▶ _Exercise objective_:
Copy every line in which the string "тока" occurs.

>> BEGIN Task material

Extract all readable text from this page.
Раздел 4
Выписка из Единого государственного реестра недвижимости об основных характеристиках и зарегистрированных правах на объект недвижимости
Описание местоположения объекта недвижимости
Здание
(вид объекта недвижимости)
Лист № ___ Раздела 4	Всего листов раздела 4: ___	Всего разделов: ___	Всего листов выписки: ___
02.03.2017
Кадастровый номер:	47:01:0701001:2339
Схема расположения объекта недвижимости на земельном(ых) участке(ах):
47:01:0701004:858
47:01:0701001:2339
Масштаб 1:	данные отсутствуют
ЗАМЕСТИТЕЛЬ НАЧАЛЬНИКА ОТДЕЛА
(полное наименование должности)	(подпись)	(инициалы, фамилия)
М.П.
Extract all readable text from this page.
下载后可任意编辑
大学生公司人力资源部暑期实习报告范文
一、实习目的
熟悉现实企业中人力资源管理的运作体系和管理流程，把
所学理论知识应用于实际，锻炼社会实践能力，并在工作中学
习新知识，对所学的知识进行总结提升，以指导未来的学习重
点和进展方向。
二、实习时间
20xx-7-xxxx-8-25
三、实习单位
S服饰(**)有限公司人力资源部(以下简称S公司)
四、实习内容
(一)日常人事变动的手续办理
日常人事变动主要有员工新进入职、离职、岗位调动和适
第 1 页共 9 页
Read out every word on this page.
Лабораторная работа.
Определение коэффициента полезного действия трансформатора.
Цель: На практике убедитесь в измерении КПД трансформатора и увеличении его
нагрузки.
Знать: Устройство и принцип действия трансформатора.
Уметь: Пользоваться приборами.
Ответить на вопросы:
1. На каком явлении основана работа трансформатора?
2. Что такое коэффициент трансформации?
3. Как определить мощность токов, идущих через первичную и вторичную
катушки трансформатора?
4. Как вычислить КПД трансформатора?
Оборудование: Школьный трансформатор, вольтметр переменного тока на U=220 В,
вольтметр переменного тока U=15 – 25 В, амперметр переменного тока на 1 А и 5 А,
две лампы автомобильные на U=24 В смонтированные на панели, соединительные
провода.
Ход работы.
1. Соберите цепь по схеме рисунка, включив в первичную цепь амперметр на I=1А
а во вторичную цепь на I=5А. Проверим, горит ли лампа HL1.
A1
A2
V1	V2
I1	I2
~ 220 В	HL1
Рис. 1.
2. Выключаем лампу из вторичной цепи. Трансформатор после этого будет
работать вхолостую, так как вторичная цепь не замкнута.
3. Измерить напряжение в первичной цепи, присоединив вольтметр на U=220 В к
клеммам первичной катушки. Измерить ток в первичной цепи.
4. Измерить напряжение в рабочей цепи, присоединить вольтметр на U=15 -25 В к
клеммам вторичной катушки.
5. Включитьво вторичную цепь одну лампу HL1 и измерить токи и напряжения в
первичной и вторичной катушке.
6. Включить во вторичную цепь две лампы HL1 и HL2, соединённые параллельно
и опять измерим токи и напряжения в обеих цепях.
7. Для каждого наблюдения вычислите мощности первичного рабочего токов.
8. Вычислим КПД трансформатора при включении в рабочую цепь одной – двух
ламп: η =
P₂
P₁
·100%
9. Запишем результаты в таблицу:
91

>> END Task material

▶ _Output_:
Оборудование: Школьный трансформатор, вольтметр переменного тока на U=220 В,
вольтметр переменного тока U=15 – 25 В, амперметр переменного тока на 1 А и 5 А,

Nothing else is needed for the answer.